Wherever a line below holds the word "Output", copy that line.

::::::::::

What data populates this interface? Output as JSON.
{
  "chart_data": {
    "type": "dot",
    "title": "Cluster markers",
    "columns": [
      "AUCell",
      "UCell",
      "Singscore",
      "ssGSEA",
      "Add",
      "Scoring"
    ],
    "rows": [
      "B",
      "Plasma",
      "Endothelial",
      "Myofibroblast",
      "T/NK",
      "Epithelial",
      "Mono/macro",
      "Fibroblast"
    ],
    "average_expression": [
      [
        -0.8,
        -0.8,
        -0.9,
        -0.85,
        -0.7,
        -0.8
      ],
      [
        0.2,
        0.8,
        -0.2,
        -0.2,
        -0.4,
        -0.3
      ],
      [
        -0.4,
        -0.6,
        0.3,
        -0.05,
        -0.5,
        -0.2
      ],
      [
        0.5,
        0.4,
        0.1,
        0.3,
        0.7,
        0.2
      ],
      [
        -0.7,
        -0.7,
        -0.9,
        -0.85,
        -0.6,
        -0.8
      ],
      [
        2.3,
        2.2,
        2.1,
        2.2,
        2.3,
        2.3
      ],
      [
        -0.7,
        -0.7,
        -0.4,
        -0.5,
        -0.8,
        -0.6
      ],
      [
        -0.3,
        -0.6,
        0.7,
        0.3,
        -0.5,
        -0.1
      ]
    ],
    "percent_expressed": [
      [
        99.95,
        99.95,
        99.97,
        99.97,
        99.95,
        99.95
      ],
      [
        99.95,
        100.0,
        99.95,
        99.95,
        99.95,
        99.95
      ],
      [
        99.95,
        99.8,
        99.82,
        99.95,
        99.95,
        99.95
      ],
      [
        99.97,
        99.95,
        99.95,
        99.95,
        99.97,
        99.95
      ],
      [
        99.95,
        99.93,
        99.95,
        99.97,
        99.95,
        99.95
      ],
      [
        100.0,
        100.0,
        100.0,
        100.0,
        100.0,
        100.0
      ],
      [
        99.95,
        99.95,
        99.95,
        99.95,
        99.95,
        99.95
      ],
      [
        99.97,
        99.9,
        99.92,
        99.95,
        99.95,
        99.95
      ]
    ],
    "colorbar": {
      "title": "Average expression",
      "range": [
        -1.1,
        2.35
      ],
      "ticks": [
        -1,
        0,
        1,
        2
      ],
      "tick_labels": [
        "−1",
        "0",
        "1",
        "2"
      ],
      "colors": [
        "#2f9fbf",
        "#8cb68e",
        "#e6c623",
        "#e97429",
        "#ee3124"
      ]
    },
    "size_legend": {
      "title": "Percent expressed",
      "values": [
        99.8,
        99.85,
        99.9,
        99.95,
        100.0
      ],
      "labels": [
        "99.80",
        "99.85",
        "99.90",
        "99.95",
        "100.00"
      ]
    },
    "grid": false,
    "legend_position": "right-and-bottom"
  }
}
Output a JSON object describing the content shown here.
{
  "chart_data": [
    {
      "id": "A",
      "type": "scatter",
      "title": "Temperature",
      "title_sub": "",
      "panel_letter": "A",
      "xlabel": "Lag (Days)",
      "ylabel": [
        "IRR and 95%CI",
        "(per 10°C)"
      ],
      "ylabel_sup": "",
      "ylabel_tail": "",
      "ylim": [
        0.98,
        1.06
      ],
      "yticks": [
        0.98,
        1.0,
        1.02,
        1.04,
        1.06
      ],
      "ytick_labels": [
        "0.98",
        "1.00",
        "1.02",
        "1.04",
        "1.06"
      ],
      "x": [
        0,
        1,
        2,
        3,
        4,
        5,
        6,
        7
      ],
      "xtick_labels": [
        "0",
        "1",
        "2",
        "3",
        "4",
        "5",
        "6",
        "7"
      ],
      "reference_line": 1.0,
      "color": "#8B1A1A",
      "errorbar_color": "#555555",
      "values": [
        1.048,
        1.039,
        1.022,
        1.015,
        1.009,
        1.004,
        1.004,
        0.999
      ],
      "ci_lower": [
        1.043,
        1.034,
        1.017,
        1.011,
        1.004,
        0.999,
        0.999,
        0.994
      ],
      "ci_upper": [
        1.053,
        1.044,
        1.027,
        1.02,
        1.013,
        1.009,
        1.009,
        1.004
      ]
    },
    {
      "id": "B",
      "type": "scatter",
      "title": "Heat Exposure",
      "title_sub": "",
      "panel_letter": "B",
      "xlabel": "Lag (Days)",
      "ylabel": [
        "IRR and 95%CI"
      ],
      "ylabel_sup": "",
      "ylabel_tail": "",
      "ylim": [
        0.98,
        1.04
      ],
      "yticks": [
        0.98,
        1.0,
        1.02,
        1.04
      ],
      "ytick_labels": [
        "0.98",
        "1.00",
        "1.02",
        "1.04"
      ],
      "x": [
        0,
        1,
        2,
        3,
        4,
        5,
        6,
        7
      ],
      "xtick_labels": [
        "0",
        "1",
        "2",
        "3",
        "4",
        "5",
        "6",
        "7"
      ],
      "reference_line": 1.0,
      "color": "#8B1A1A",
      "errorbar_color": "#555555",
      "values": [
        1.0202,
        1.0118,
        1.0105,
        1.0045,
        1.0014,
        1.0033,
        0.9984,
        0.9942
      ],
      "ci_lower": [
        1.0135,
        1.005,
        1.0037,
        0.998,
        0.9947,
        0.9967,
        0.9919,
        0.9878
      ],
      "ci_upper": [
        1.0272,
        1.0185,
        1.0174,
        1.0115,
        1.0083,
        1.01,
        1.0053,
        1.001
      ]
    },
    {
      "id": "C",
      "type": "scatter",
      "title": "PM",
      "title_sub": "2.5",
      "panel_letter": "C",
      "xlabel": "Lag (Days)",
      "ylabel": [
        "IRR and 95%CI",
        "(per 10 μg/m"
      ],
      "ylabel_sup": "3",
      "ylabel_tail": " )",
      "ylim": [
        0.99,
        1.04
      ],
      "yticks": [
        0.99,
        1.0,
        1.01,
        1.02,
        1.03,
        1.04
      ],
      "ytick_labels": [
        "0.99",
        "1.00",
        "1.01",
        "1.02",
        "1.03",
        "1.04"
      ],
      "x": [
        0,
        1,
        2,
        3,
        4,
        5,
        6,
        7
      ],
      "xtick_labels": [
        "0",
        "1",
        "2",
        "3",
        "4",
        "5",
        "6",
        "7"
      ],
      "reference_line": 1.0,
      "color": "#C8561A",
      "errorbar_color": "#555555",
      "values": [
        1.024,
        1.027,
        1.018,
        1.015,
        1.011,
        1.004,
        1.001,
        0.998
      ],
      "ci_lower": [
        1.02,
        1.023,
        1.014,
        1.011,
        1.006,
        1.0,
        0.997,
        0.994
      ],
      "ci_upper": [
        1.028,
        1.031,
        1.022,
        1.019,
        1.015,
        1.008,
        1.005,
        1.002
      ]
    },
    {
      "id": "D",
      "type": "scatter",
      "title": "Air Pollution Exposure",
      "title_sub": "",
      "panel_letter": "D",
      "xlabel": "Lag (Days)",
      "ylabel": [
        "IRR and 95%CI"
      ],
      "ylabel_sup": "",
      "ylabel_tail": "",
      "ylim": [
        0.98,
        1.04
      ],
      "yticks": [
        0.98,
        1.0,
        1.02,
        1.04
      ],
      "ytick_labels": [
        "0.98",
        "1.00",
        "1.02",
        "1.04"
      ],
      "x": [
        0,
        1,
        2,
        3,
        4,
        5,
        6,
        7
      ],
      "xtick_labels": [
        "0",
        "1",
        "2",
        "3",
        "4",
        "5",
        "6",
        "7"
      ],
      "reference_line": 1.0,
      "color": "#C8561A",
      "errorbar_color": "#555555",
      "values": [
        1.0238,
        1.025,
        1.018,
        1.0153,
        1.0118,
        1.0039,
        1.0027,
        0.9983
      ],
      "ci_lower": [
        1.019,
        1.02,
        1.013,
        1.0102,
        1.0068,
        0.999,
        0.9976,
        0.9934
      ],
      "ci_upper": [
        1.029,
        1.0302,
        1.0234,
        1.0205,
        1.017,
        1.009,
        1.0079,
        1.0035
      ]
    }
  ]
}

::::::::::

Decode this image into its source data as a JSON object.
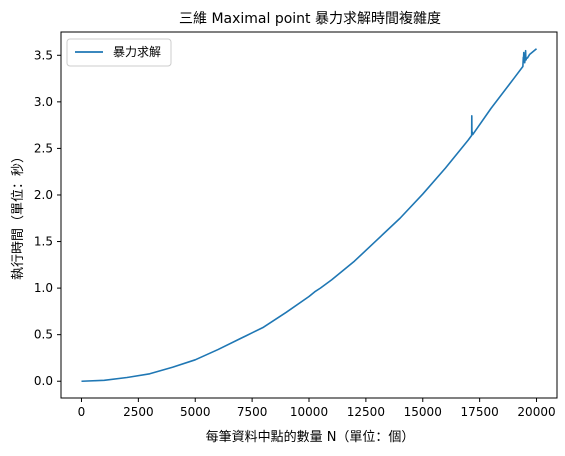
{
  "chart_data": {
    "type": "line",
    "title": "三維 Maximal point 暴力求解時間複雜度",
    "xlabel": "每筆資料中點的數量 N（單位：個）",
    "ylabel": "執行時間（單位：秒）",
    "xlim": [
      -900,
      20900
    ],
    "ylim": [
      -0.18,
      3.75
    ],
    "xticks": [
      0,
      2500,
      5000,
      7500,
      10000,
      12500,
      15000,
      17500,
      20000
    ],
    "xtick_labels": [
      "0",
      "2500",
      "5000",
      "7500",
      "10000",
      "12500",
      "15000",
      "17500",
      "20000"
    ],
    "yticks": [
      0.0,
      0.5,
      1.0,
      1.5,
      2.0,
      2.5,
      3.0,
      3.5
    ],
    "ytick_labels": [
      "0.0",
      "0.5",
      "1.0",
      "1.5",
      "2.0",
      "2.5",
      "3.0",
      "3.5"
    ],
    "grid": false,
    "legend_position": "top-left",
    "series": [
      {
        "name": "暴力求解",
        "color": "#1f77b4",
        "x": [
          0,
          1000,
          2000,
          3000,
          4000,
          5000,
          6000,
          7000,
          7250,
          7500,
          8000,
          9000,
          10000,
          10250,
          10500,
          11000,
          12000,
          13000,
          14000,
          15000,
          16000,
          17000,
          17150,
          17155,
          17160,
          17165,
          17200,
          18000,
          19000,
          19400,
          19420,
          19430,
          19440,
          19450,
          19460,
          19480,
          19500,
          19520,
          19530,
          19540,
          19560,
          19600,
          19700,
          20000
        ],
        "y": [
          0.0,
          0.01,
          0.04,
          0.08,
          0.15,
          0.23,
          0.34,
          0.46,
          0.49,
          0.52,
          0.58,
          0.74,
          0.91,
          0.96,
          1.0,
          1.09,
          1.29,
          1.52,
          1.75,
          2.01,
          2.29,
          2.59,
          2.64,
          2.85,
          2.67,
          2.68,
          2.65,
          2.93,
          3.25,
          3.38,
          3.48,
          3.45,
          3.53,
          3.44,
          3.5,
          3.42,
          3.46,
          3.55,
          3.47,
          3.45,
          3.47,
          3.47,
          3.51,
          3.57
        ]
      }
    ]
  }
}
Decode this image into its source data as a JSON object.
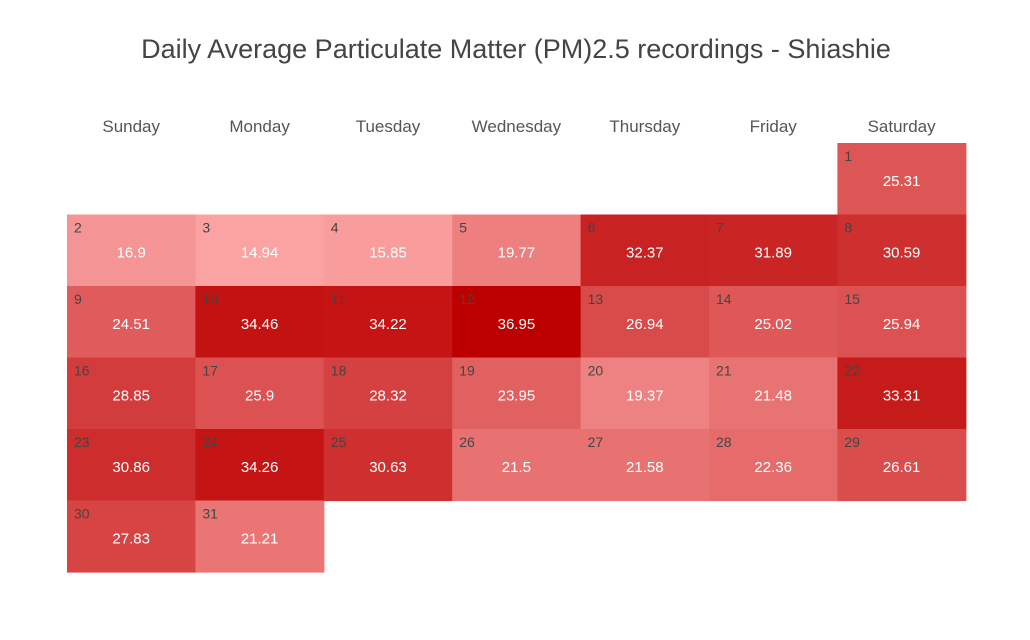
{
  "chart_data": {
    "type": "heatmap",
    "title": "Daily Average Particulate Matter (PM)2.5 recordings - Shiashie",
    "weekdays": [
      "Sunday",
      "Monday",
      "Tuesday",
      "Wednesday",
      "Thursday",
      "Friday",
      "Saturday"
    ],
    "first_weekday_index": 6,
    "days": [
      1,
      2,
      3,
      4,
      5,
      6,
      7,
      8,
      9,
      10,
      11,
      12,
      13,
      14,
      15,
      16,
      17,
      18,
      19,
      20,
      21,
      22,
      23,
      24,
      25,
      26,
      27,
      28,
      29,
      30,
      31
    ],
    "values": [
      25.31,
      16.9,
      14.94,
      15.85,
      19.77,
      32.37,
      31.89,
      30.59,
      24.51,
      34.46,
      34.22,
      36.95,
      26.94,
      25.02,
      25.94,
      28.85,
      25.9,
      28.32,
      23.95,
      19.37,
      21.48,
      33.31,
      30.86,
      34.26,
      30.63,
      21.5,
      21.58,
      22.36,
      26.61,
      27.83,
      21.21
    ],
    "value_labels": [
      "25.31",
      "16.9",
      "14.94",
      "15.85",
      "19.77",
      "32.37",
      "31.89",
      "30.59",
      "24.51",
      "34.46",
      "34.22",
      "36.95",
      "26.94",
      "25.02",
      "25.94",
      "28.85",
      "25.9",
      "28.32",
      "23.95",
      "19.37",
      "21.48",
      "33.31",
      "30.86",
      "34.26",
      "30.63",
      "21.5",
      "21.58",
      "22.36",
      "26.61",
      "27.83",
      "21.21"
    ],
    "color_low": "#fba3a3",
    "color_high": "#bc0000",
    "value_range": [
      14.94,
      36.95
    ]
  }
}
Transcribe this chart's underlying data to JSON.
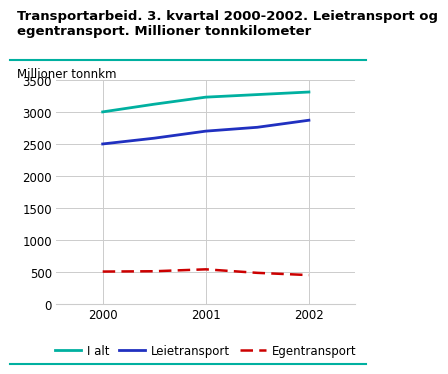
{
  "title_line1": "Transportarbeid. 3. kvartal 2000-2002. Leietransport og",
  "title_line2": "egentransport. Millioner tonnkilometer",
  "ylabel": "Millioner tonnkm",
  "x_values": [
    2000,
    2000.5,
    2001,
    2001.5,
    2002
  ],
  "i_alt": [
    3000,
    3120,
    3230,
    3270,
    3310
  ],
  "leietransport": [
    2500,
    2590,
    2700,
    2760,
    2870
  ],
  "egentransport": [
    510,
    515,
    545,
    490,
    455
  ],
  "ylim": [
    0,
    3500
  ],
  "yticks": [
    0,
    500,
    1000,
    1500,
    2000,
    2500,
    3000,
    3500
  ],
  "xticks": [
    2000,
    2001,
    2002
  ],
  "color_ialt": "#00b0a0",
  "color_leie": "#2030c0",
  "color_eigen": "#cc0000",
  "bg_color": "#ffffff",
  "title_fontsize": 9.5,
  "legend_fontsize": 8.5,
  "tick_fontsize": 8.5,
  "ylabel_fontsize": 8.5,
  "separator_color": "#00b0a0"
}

::::::::::

§ SOLUTION FOR THIS TASK
What data populates this interface? Output as JSON.
Output a JSON object describing the content shown here.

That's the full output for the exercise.